»»
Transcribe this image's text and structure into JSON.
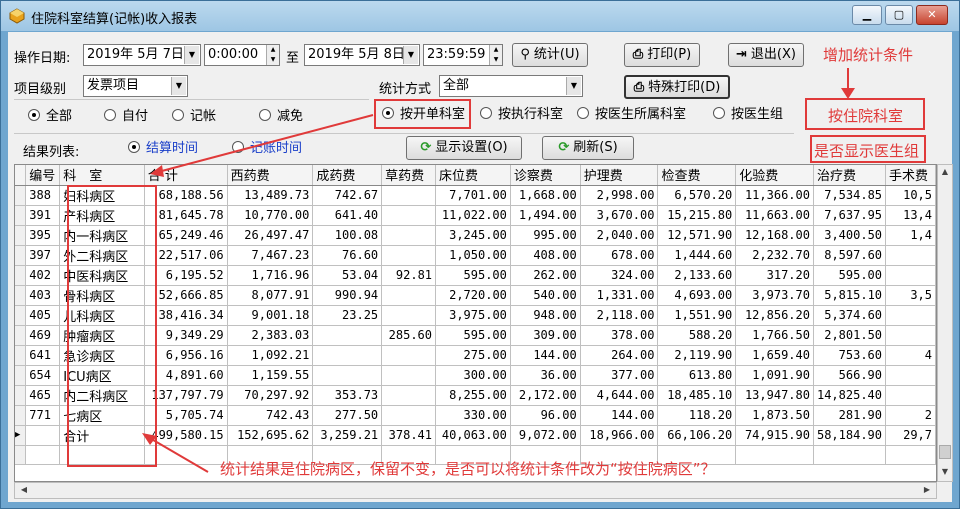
{
  "window": {
    "title": "住院科室结算(记帐)收入报表"
  },
  "filters": {
    "date_label": "操作日期:",
    "start_date": "2019年 5月 7日",
    "start_time": "0:00:00",
    "to_label": "至",
    "end_date": "2019年 5月 8日",
    "end_time": "23:59:59",
    "item_level_label": "项目级别",
    "item_level_value": "发票项目",
    "stat_mode_label": "统计方式",
    "stat_mode_value": "全部",
    "settle_options": [
      "全部",
      "自付",
      "记帐",
      "减免"
    ],
    "dept_options": [
      "按开单科室",
      "按执行科室",
      "按医生所属科室",
      "按医生组"
    ],
    "result_label": "结果列表:",
    "time_options": [
      "结算时间",
      "记账时间"
    ]
  },
  "buttons": {
    "stat": "统计(U)",
    "print": "打印(P)",
    "exit": "退出(X)",
    "special_print": "特殊打印(D)",
    "display_settings": "显示设置(O)",
    "refresh": "刷新(S)"
  },
  "annotations": {
    "add_condition": "增加统计条件",
    "by_ward": "按住院科室",
    "show_doctor_group": "是否显示医生组",
    "bottom_note": "统计结果是住院病区，保留不变，是否可以将统计条件改为“按住院病区”？"
  },
  "table": {
    "columns": [
      "编号",
      "科　室",
      "合 计",
      "西药费",
      "成药费",
      "草药费",
      "床位费",
      "诊察费",
      "护理费",
      "检查费",
      "化验费",
      "治疗费",
      "手术费"
    ],
    "rows": [
      [
        "388",
        "妇科病区",
        "68,188.56",
        "13,489.73",
        "742.67",
        "",
        "7,701.00",
        "1,668.00",
        "2,998.00",
        "6,570.20",
        "11,366.00",
        "7,534.85",
        "10,5"
      ],
      [
        "391",
        "产科病区",
        "81,645.78",
        "10,770.00",
        "641.40",
        "",
        "11,022.00",
        "1,494.00",
        "3,670.00",
        "15,215.80",
        "11,663.00",
        "7,637.95",
        "13,4"
      ],
      [
        "395",
        "内一科病区",
        "65,249.46",
        "26,497.47",
        "100.08",
        "",
        "3,245.00",
        "995.00",
        "2,040.00",
        "12,571.90",
        "12,168.00",
        "3,400.50",
        "1,4"
      ],
      [
        "397",
        "外二科病区",
        "22,517.06",
        "7,467.23",
        "76.60",
        "",
        "1,050.00",
        "408.00",
        "678.00",
        "1,444.60",
        "2,232.70",
        "8,597.60",
        ""
      ],
      [
        "402",
        "中医科病区",
        "6,195.52",
        "1,716.96",
        "53.04",
        "92.81",
        "595.00",
        "262.00",
        "324.00",
        "2,133.60",
        "317.20",
        "595.00",
        ""
      ],
      [
        "403",
        "骨科病区",
        "52,666.85",
        "8,077.91",
        "990.94",
        "",
        "2,720.00",
        "540.00",
        "1,331.00",
        "4,693.00",
        "3,973.70",
        "5,815.10",
        "3,5"
      ],
      [
        "405",
        "儿科病区",
        "38,416.34",
        "9,001.18",
        "23.25",
        "",
        "3,975.00",
        "948.00",
        "2,118.00",
        "1,551.90",
        "12,856.20",
        "5,374.60",
        ""
      ],
      [
        "469",
        "肿瘤病区",
        "9,349.29",
        "2,383.03",
        "",
        "285.60",
        "595.00",
        "309.00",
        "378.00",
        "588.20",
        "1,766.50",
        "2,801.50",
        ""
      ],
      [
        "641",
        "急诊病区",
        "6,956.16",
        "1,092.21",
        "",
        "",
        "275.00",
        "144.00",
        "264.00",
        "2,119.90",
        "1,659.40",
        "753.60",
        "4"
      ],
      [
        "654",
        "ICU病区",
        "4,891.60",
        "1,159.55",
        "",
        "",
        "300.00",
        "36.00",
        "377.00",
        "613.80",
        "1,091.90",
        "566.90",
        ""
      ],
      [
        "465",
        "内二科病区",
        "137,797.79",
        "70,297.92",
        "353.73",
        "",
        "8,255.00",
        "2,172.00",
        "4,644.00",
        "18,485.10",
        "13,947.80",
        "14,825.40",
        ""
      ],
      [
        "771",
        "七病区",
        "5,705.74",
        "742.43",
        "277.50",
        "",
        "330.00",
        "96.00",
        "144.00",
        "118.20",
        "1,873.50",
        "281.90",
        "2"
      ],
      [
        "",
        "合计",
        "499,580.15",
        "152,695.62",
        "3,259.21",
        "378.41",
        "40,063.00",
        "9,072.00",
        "18,966.00",
        "66,106.20",
        "74,915.90",
        "58,184.90",
        "29,7"
      ]
    ]
  }
}
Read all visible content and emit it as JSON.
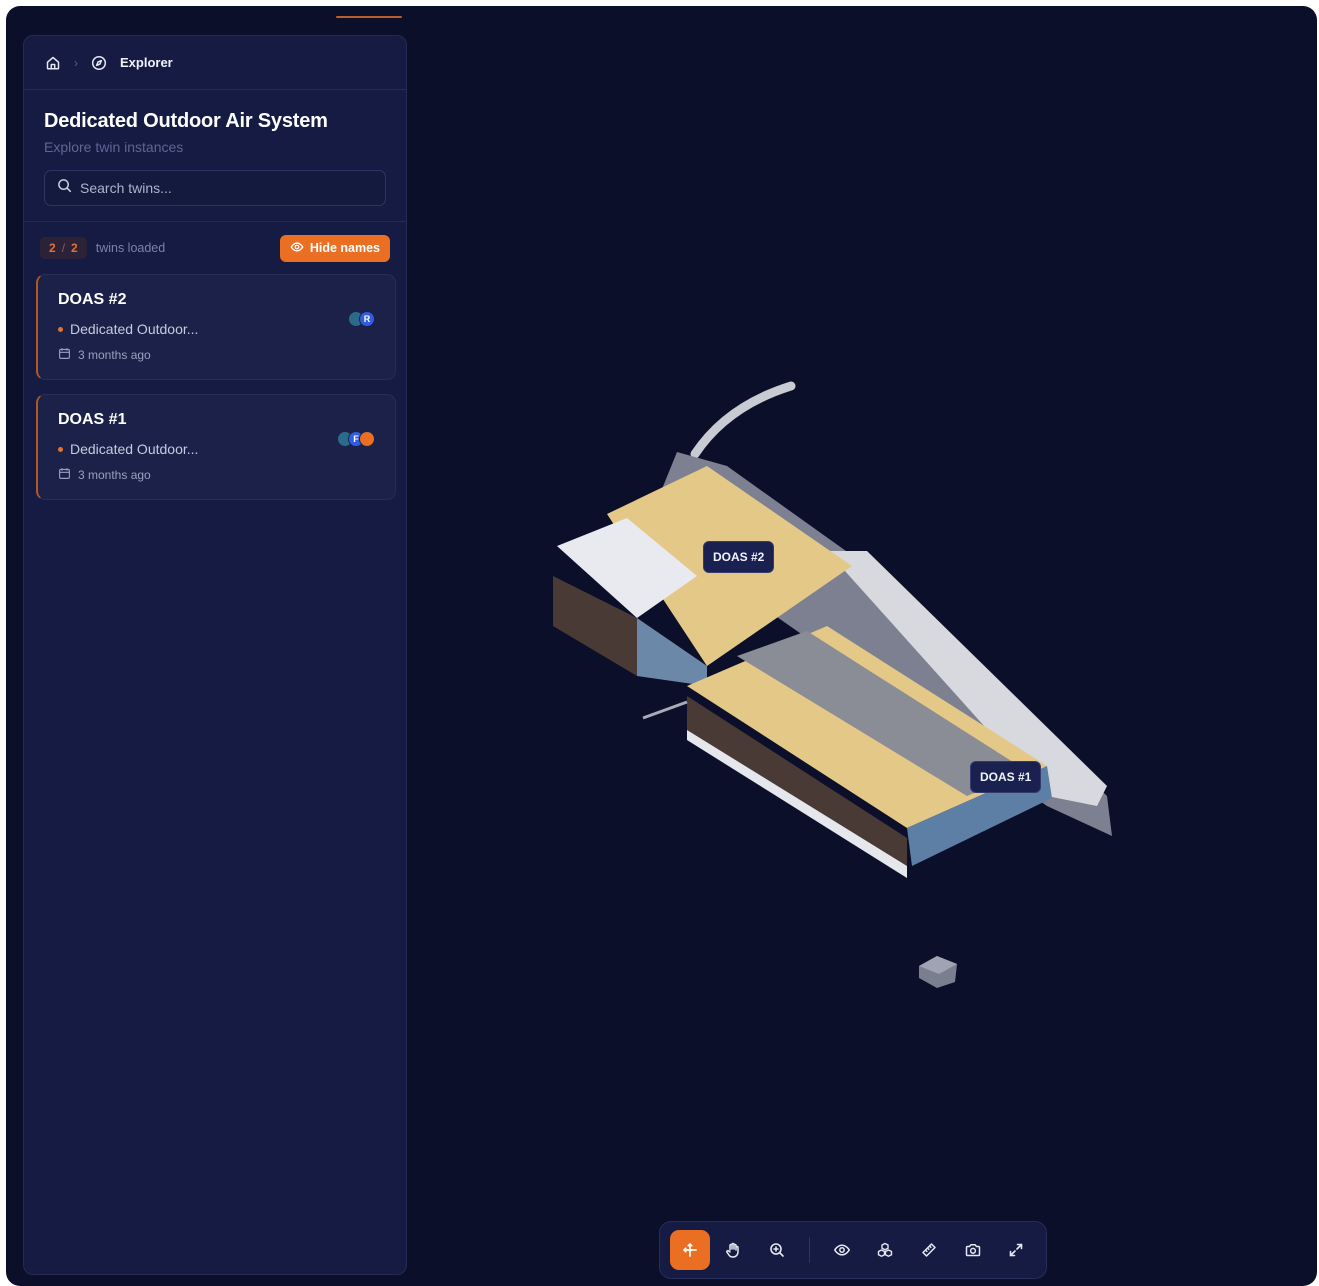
{
  "breadcrumb": {
    "home_icon": "home-icon",
    "current_icon": "compass-icon",
    "current": "Explorer"
  },
  "header": {
    "title": "Dedicated Outdoor Air System",
    "subtitle": "Explore twin instances"
  },
  "search": {
    "placeholder": "Search twins..."
  },
  "status": {
    "loaded": "2",
    "total": "2",
    "loaded_label": "twins loaded",
    "toggle_label": "Hide names"
  },
  "twins": [
    {
      "name": "DOAS #2",
      "type": "Dedicated Outdoor...",
      "time": "3 months ago",
      "avatars": [
        "R"
      ]
    },
    {
      "name": "DOAS #1",
      "type": "Dedicated Outdoor...",
      "time": "3 months ago",
      "avatars": [
        "F"
      ]
    }
  ],
  "viewer": {
    "labels": [
      "DOAS #2",
      "DOAS #1"
    ]
  },
  "toolbar": [
    "orbit-icon",
    "pan-icon",
    "zoom-icon",
    "visibility-icon",
    "explode-icon",
    "measure-icon",
    "camera-icon",
    "fullscreen-icon"
  ],
  "colors": {
    "accent": "#ea6f22",
    "background": "#0b0f2a",
    "panel": "#151b42"
  }
}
««
• **What to do**: Find the line containing "Read all visible content and emit it as JSON.", then extract it and every line after it to the end of the data above, exactly and nothing else, without pictures.

• **Answer to the problem**:
Read all visible content and emit it as JSON.
{
  "breadcrumb": {
    "home_icon": "home-icon",
    "current_icon": "compass-icon",
    "current": "Explorer"
  },
  "header": {
    "title": "Dedicated Outdoor Air System",
    "subtitle": "Explore twin instances"
  },
  "search": {
    "placeholder": "Search twins..."
  },
  "status": {
    "loaded": "2",
    "total": "2",
    "loaded_label": "twins loaded",
    "toggle_label": "Hide names"
  },
  "twins": [
    {
      "name": "DOAS #2",
      "type": "Dedicated Outdoor...",
      "time": "3 months ago",
      "avatars": [
        "R"
      ]
    },
    {
      "name": "DOAS #1",
      "type": "Dedicated Outdoor...",
      "time": "3 months ago",
      "avatars": [
        "F"
      ]
    }
  ],
  "viewer": {
    "labels": [
      "DOAS #2",
      "DOAS #1"
    ]
  },
  "toolbar": [
    "orbit-icon",
    "pan-icon",
    "zoom-icon",
    "visibility-icon",
    "explode-icon",
    "measure-icon",
    "camera-icon",
    "fullscreen-icon"
  ],
  "colors": {
    "accent": "#ea6f22",
    "background": "#0b0f2a",
    "panel": "#151b42"
  }
}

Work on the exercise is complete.